Set exercise :: Scan the data beneath this task and copy each line that includes "TradingView".

»»

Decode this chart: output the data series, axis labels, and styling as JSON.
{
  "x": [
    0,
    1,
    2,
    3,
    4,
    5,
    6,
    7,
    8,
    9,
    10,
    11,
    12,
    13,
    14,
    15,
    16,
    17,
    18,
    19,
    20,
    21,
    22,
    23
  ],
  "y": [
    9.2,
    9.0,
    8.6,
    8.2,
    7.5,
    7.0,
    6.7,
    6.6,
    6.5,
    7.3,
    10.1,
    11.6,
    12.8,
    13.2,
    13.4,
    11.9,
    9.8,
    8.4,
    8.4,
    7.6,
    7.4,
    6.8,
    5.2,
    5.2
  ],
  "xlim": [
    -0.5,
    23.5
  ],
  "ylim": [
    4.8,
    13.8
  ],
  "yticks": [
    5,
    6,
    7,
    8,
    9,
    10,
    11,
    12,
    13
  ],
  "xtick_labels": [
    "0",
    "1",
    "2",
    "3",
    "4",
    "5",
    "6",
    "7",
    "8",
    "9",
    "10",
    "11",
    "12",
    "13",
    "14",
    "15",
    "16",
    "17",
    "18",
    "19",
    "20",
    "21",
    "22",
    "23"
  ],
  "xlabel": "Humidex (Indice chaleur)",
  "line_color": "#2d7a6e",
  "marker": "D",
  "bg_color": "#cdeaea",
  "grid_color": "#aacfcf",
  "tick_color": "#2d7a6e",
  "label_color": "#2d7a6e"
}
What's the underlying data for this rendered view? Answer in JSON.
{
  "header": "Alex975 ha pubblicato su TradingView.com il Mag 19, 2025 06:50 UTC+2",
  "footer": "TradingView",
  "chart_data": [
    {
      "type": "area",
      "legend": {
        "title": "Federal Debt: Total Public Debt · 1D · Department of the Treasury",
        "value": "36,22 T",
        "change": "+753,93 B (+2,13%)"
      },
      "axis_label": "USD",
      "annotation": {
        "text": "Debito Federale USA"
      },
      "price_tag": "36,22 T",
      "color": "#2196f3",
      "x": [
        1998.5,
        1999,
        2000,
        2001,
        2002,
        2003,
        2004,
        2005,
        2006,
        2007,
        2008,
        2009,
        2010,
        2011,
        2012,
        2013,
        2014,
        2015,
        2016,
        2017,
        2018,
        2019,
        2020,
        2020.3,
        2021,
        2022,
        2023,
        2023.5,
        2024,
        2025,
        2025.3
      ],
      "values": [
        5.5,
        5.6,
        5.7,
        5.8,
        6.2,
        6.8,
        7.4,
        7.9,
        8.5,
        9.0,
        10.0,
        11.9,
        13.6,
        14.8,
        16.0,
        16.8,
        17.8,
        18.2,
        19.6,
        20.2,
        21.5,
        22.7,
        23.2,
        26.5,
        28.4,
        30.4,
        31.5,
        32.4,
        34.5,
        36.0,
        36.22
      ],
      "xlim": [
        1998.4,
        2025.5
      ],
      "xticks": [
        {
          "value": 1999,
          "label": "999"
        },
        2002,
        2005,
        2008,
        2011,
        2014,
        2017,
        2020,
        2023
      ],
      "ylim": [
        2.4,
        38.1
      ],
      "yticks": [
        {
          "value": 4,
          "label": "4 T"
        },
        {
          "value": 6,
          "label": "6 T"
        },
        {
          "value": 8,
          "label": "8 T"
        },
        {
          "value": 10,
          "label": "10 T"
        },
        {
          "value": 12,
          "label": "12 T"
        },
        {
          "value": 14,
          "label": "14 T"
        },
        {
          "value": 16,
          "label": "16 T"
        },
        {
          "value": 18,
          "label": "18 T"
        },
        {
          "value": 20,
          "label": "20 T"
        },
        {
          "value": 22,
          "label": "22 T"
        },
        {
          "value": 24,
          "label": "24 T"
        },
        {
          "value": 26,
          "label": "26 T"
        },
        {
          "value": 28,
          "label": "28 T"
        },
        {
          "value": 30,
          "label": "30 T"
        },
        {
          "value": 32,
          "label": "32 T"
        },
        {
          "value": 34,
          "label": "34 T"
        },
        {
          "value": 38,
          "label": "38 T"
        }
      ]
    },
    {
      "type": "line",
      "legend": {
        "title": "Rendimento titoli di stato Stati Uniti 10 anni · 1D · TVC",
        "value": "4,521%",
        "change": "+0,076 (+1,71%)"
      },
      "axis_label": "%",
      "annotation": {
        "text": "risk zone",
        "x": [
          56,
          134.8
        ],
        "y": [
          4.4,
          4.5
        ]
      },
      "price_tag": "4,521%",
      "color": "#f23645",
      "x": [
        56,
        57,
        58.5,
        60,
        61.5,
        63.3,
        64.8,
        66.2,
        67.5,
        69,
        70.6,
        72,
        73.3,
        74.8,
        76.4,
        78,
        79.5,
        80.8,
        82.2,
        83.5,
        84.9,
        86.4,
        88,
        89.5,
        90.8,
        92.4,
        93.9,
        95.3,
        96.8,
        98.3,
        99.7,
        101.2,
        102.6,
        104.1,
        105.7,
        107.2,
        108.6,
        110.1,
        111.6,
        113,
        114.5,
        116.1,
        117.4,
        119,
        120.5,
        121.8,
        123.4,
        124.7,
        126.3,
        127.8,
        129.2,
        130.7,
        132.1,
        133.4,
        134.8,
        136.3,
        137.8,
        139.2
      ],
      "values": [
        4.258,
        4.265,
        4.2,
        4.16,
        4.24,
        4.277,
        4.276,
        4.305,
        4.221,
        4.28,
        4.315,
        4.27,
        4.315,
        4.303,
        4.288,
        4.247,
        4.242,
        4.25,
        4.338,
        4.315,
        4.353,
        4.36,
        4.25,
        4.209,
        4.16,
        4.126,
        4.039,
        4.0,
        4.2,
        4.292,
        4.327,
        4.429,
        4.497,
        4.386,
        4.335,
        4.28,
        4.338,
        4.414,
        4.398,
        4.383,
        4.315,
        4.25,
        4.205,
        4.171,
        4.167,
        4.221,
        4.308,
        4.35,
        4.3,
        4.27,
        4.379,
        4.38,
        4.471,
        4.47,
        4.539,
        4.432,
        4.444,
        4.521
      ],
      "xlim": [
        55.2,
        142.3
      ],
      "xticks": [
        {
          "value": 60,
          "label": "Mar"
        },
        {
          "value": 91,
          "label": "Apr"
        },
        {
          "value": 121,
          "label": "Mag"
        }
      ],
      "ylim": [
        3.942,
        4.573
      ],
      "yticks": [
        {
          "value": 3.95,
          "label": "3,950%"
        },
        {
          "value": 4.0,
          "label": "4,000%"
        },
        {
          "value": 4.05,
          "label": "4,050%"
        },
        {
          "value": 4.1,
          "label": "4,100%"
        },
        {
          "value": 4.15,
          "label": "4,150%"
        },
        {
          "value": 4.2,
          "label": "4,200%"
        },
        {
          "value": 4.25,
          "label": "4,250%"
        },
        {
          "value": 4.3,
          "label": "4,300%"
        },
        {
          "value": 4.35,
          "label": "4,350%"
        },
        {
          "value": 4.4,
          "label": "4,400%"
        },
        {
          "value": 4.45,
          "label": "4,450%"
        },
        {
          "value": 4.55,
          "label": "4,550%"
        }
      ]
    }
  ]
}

««

Reply ::
  "header": "Alex975 ha pubblicato su TradingView.com il Mag 19, 2025 06:50 UTC+2",
  "footer": "TradingView",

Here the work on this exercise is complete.